TASK OBJECTIVE: Return the listing below verbatim. Pictures do not belong in the copy.

(Excerpts from a figure dataset)
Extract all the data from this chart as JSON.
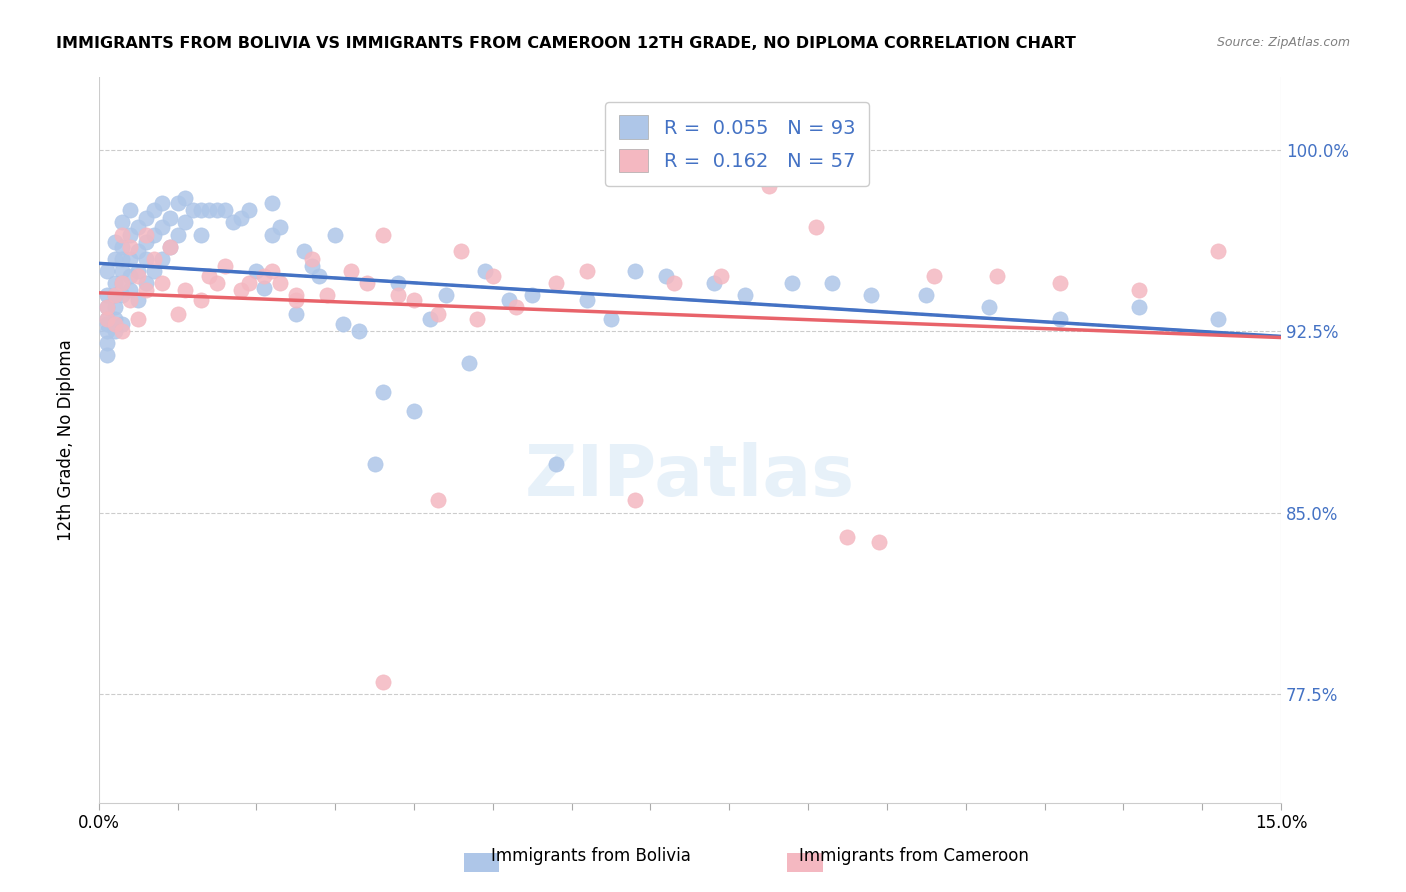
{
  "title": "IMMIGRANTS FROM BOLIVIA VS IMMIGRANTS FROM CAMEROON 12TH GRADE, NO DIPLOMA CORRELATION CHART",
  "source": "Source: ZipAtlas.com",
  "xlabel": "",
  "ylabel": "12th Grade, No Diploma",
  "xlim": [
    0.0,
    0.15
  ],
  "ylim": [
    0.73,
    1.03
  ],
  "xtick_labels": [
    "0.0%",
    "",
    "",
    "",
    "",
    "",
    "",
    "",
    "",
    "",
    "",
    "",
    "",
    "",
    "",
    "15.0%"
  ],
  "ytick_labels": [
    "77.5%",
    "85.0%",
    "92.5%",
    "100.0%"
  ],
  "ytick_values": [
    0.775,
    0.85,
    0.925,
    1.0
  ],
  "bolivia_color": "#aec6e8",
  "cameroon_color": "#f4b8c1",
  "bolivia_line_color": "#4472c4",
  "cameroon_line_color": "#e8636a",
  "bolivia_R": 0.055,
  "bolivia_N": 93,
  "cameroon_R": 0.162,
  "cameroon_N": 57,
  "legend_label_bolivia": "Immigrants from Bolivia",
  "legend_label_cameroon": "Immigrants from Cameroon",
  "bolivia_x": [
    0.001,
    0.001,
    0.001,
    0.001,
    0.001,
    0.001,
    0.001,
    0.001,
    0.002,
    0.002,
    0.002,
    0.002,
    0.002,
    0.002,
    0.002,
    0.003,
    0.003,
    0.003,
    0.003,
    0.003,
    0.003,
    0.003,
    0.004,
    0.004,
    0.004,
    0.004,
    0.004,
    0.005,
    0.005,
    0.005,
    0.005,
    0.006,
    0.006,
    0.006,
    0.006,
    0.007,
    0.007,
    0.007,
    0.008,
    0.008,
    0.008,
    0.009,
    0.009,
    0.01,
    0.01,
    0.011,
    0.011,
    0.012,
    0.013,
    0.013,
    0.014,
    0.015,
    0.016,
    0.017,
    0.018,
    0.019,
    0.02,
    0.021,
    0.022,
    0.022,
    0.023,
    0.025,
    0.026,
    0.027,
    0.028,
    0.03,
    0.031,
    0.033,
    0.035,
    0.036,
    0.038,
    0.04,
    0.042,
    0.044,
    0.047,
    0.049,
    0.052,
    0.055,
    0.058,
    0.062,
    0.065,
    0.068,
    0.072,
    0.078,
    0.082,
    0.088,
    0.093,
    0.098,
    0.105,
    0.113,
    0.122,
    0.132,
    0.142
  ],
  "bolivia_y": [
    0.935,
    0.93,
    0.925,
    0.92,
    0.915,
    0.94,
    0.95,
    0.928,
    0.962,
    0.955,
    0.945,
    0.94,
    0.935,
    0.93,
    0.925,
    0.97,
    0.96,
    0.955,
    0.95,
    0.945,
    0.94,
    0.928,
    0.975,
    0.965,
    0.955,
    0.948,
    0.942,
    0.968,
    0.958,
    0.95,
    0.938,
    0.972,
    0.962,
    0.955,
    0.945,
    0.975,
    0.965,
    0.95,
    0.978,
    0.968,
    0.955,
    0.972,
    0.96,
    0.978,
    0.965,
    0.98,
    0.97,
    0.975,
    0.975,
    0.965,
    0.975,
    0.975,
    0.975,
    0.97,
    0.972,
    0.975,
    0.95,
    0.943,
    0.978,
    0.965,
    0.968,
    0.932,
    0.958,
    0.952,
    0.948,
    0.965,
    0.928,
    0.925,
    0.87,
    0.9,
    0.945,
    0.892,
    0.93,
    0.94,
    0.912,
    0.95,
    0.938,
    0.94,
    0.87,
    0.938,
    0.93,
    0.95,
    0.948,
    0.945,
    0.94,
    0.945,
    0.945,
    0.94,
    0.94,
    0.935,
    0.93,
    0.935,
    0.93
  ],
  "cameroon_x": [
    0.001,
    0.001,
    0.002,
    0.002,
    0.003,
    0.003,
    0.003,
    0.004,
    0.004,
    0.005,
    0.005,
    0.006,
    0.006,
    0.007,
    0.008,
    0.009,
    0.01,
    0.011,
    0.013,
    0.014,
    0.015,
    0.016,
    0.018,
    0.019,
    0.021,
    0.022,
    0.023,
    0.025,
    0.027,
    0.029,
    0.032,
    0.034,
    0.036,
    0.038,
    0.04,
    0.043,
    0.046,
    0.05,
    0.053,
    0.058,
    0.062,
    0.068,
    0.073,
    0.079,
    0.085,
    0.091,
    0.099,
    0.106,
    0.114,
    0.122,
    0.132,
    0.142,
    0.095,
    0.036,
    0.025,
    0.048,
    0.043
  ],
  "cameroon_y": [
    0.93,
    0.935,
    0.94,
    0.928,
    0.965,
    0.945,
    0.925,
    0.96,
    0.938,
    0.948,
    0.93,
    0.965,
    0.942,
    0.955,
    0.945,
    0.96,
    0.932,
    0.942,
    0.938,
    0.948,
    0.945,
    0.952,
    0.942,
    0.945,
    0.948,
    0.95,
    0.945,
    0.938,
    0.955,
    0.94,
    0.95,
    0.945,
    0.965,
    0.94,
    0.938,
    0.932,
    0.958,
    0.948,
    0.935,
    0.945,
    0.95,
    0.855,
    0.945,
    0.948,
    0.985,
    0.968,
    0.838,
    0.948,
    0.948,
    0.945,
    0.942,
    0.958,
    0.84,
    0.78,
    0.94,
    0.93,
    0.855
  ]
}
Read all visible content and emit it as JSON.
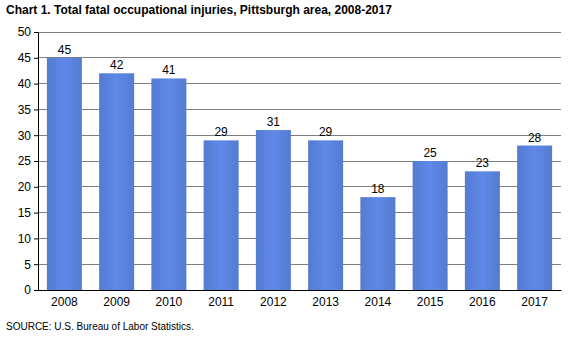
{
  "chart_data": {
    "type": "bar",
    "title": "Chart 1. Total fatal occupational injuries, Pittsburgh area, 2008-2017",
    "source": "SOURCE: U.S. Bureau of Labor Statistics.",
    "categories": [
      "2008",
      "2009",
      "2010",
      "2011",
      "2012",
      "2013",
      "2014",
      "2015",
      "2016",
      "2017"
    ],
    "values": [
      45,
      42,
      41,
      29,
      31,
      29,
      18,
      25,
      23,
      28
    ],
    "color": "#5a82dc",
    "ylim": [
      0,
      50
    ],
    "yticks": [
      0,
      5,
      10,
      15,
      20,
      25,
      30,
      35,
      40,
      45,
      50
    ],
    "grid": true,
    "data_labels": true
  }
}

ANSWER:
Extract all the data from this chart as JSON.
{
  "title": "IMMIGRANTS FROM BOLIVIA VS IMMIGRANTS FROM CAMEROON 12TH GRADE, NO DIPLOMA CORRELATION CHART",
  "source": "Source: ZipAtlas.com",
  "xlabel": "",
  "ylabel": "12th Grade, No Diploma",
  "xlim": [
    0.0,
    0.15
  ],
  "ylim": [
    0.73,
    1.03
  ],
  "xtick_labels": [
    "0.0%",
    "",
    "",
    "",
    "",
    "",
    "",
    "",
    "",
    "",
    "",
    "",
    "",
    "",
    "",
    "15.0%"
  ],
  "ytick_labels": [
    "77.5%",
    "85.0%",
    "92.5%",
    "100.0%"
  ],
  "ytick_values": [
    0.775,
    0.85,
    0.925,
    1.0
  ],
  "bolivia_color": "#aec6e8",
  "cameroon_color": "#f4b8c1",
  "bolivia_line_color": "#4472c4",
  "cameroon_line_color": "#e8636a",
  "bolivia_R": 0.055,
  "bolivia_N": 93,
  "cameroon_R": 0.162,
  "cameroon_N": 57,
  "legend_label_bolivia": "Immigrants from Bolivia",
  "legend_label_cameroon": "Immigrants from Cameroon",
  "bolivia_x": [
    0.001,
    0.001,
    0.001,
    0.001,
    0.001,
    0.001,
    0.001,
    0.001,
    0.002,
    0.002,
    0.002,
    0.002,
    0.002,
    0.002,
    0.002,
    0.003,
    0.003,
    0.003,
    0.003,
    0.003,
    0.003,
    0.003,
    0.004,
    0.004,
    0.004,
    0.004,
    0.004,
    0.005,
    0.005,
    0.005,
    0.005,
    0.006,
    0.006,
    0.006,
    0.006,
    0.007,
    0.007,
    0.007,
    0.008,
    0.008,
    0.008,
    0.009,
    0.009,
    0.01,
    0.01,
    0.011,
    0.011,
    0.012,
    0.013,
    0.013,
    0.014,
    0.015,
    0.016,
    0.017,
    0.018,
    0.019,
    0.02,
    0.021,
    0.022,
    0.022,
    0.023,
    0.025,
    0.026,
    0.027,
    0.028,
    0.03,
    0.031,
    0.033,
    0.035,
    0.036,
    0.038,
    0.04,
    0.042,
    0.044,
    0.047,
    0.049,
    0.052,
    0.055,
    0.058,
    0.062,
    0.065,
    0.068,
    0.072,
    0.078,
    0.082,
    0.088,
    0.093,
    0.098,
    0.105,
    0.113,
    0.122,
    0.132,
    0.142
  ],
  "bolivia_y": [
    0.935,
    0.93,
    0.925,
    0.92,
    0.915,
    0.94,
    0.95,
    0.928,
    0.962,
    0.955,
    0.945,
    0.94,
    0.935,
    0.93,
    0.925,
    0.97,
    0.96,
    0.955,
    0.95,
    0.945,
    0.94,
    0.928,
    0.975,
    0.965,
    0.955,
    0.948,
    0.942,
    0.968,
    0.958,
    0.95,
    0.938,
    0.972,
    0.962,
    0.955,
    0.945,
    0.975,
    0.965,
    0.95,
    0.978,
    0.968,
    0.955,
    0.972,
    0.96,
    0.978,
    0.965,
    0.98,
    0.97,
    0.975,
    0.975,
    0.965,
    0.975,
    0.975,
    0.975,
    0.97,
    0.972,
    0.975,
    0.95,
    0.943,
    0.978,
    0.965,
    0.968,
    0.932,
    0.958,
    0.952,
    0.948,
    0.965,
    0.928,
    0.925,
    0.87,
    0.9,
    0.945,
    0.892,
    0.93,
    0.94,
    0.912,
    0.95,
    0.938,
    0.94,
    0.87,
    0.938,
    0.93,
    0.95,
    0.948,
    0.945,
    0.94,
    0.945,
    0.945,
    0.94,
    0.94,
    0.935,
    0.93,
    0.935,
    0.93
  ],
  "cameroon_x": [
    0.001,
    0.001,
    0.002,
    0.002,
    0.003,
    0.003,
    0.003,
    0.004,
    0.004,
    0.005,
    0.005,
    0.006,
    0.006,
    0.007,
    0.008,
    0.009,
    0.01,
    0.011,
    0.013,
    0.014,
    0.015,
    0.016,
    0.018,
    0.019,
    0.021,
    0.022,
    0.023,
    0.025,
    0.027,
    0.029,
    0.032,
    0.034,
    0.036,
    0.038,
    0.04,
    0.043,
    0.046,
    0.05,
    0.053,
    0.058,
    0.062,
    0.068,
    0.073,
    0.079,
    0.085,
    0.091,
    0.099,
    0.106,
    0.114,
    0.122,
    0.132,
    0.142,
    0.095,
    0.036,
    0.025,
    0.048,
    0.043
  ],
  "cameroon_y": [
    0.93,
    0.935,
    0.94,
    0.928,
    0.965,
    0.945,
    0.925,
    0.96,
    0.938,
    0.948,
    0.93,
    0.965,
    0.942,
    0.955,
    0.945,
    0.96,
    0.932,
    0.942,
    0.938,
    0.948,
    0.945,
    0.952,
    0.942,
    0.945,
    0.948,
    0.95,
    0.945,
    0.938,
    0.955,
    0.94,
    0.95,
    0.945,
    0.965,
    0.94,
    0.938,
    0.932,
    0.958,
    0.948,
    0.935,
    0.945,
    0.95,
    0.855,
    0.945,
    0.948,
    0.985,
    0.968,
    0.838,
    0.948,
    0.948,
    0.945,
    0.942,
    0.958,
    0.84,
    0.78,
    0.94,
    0.93,
    0.855
  ]
}
Read all visible content and emit it as JSON.
{
  "chart_data": {
    "type": "bar",
    "title": "Chart 1. Total fatal occupational injuries, Pittsburgh area, 2008-2017",
    "source": "SOURCE: U.S. Bureau of Labor Statistics.",
    "categories": [
      "2008",
      "2009",
      "2010",
      "2011",
      "2012",
      "2013",
      "2014",
      "2015",
      "2016",
      "2017"
    ],
    "values": [
      45,
      42,
      41,
      29,
      31,
      29,
      18,
      25,
      23,
      28
    ],
    "color": "#5a82dc",
    "ylim": [
      0,
      50
    ],
    "yticks": [
      0,
      5,
      10,
      15,
      20,
      25,
      30,
      35,
      40,
      45,
      50
    ],
    "grid": true,
    "data_labels": true
  }
}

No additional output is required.